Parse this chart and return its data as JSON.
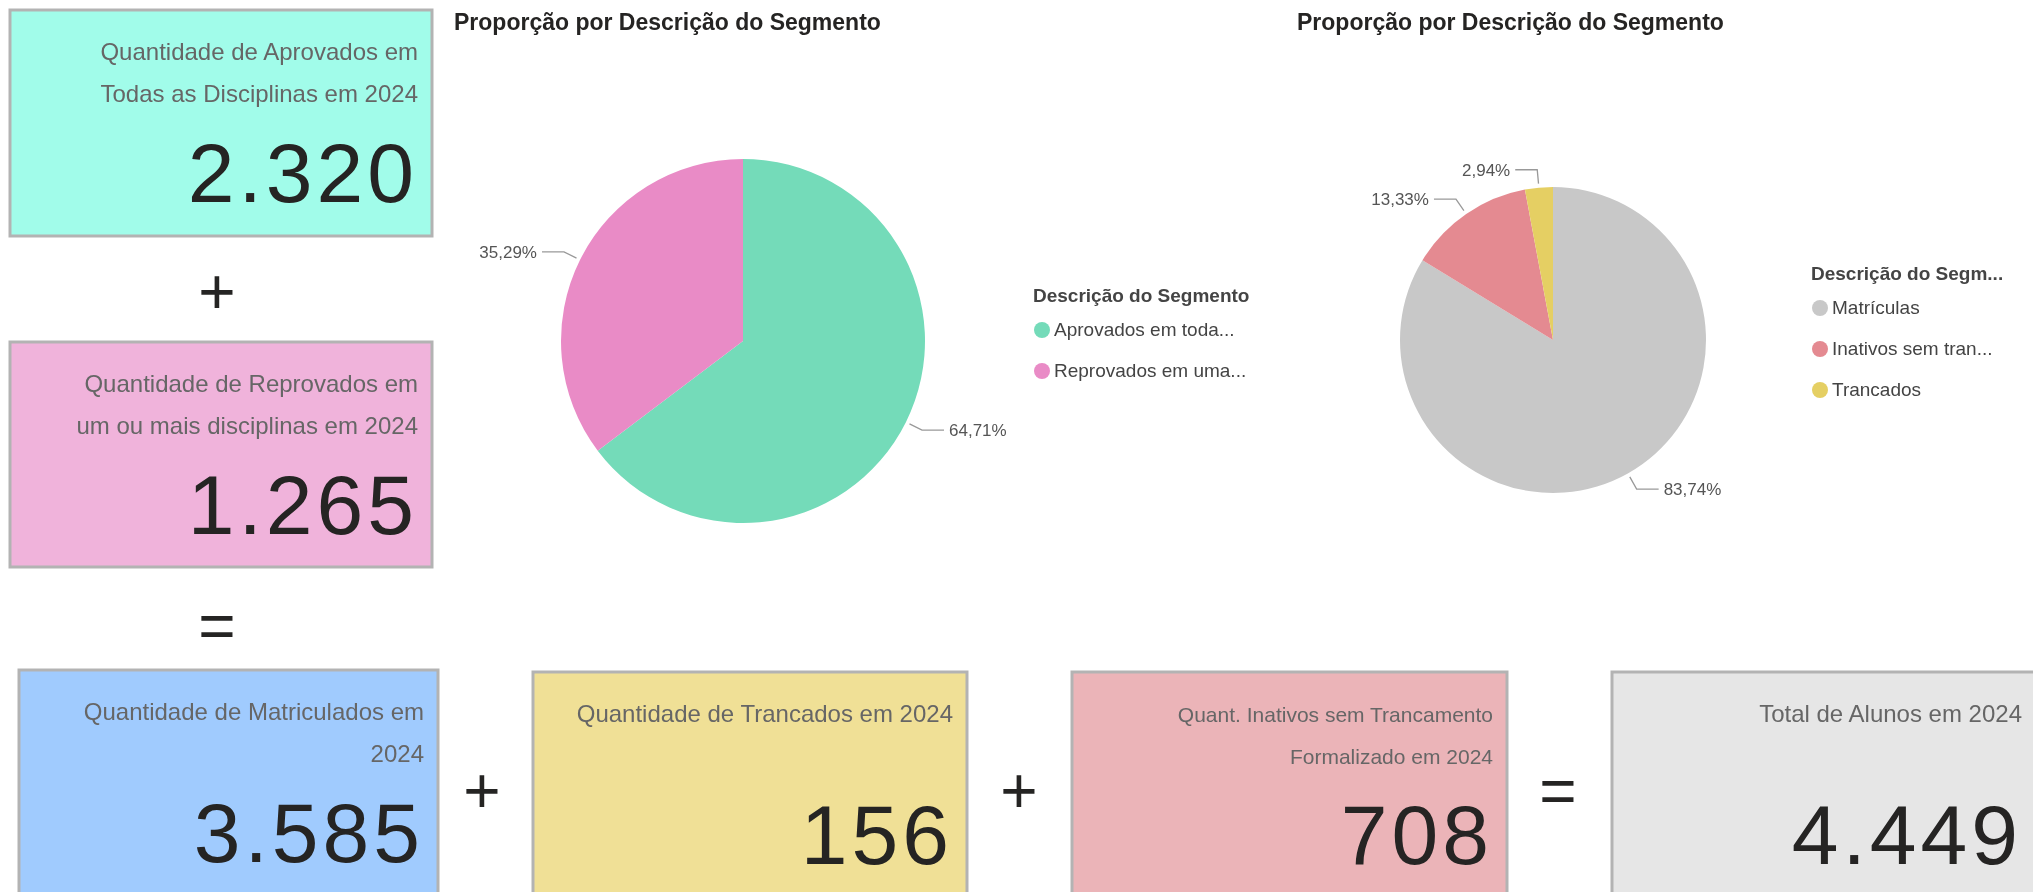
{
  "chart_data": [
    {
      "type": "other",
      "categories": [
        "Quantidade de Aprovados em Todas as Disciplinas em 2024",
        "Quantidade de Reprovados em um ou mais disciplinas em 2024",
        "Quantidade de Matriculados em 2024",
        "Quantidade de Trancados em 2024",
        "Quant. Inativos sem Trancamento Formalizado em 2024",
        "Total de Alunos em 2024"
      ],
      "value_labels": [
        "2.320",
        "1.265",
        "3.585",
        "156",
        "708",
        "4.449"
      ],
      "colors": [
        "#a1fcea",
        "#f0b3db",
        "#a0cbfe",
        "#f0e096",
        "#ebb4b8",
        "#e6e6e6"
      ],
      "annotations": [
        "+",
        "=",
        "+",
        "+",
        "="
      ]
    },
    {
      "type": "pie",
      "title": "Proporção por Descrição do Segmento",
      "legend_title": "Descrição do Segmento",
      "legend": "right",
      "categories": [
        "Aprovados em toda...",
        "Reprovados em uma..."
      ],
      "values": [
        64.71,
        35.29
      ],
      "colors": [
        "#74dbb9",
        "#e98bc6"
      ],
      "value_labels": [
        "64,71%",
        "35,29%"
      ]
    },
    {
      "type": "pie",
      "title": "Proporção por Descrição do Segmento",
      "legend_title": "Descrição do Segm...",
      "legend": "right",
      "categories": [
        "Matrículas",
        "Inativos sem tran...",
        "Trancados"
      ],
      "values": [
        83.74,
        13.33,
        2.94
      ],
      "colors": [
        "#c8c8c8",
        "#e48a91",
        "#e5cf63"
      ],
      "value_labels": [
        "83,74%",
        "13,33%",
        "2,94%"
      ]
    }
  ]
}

◆ ◆ ◆ ◆ ◆

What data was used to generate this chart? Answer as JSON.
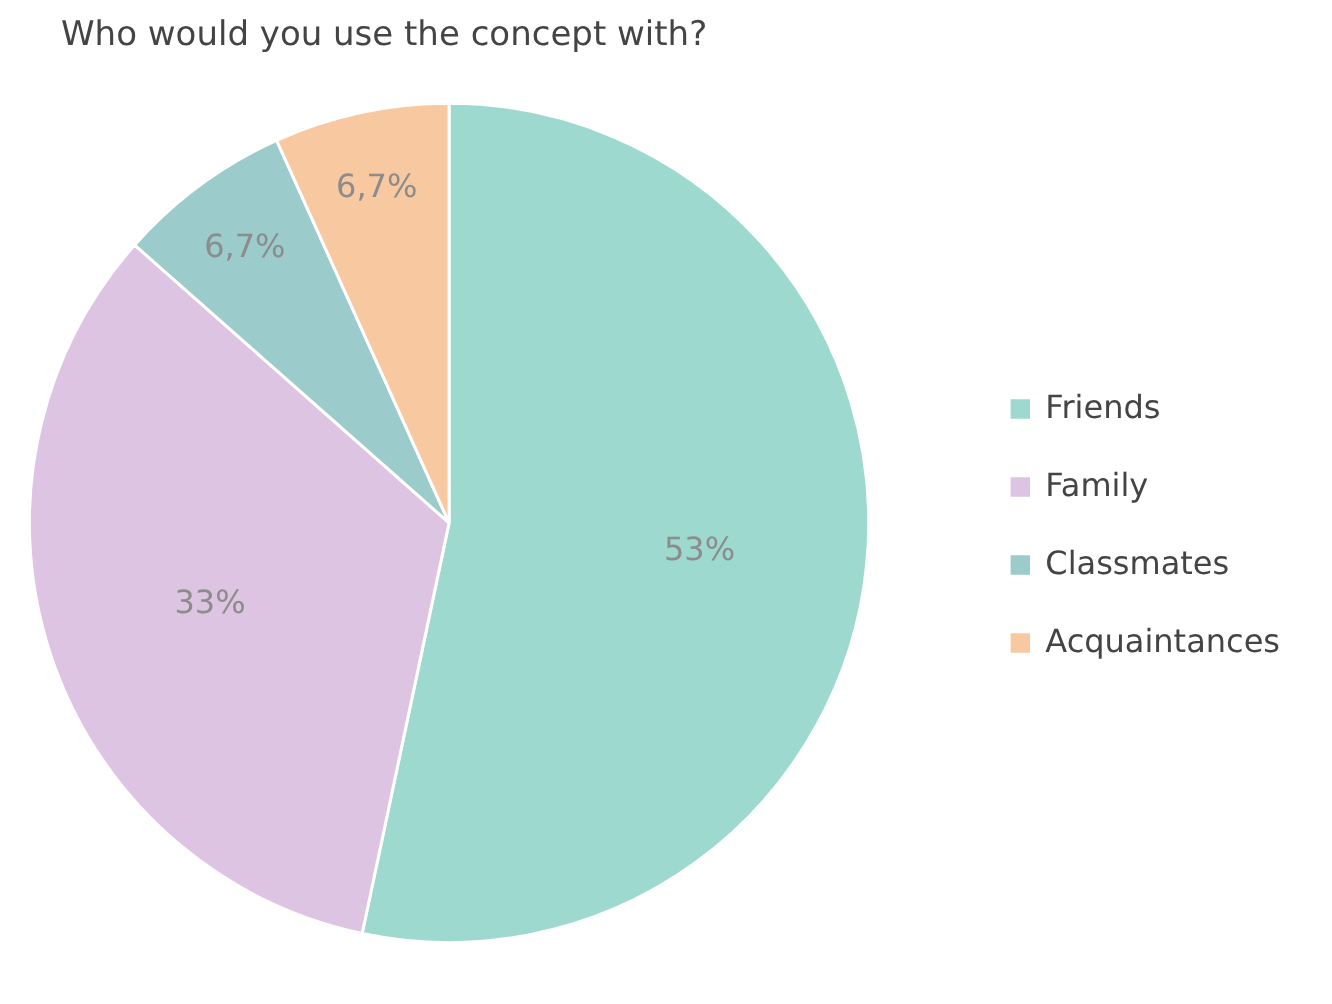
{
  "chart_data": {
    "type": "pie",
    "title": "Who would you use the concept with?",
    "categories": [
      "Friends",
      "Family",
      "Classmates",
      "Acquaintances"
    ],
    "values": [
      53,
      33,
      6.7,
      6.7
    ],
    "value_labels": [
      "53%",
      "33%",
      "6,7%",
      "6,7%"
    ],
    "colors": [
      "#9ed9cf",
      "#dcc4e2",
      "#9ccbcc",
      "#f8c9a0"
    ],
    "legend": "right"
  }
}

◆ ◆ ◆ ◆ ◆

» **To do**
Work through the records line by line and tally those holding "Reprovados". Reply with the number alone.

» **Final result**
2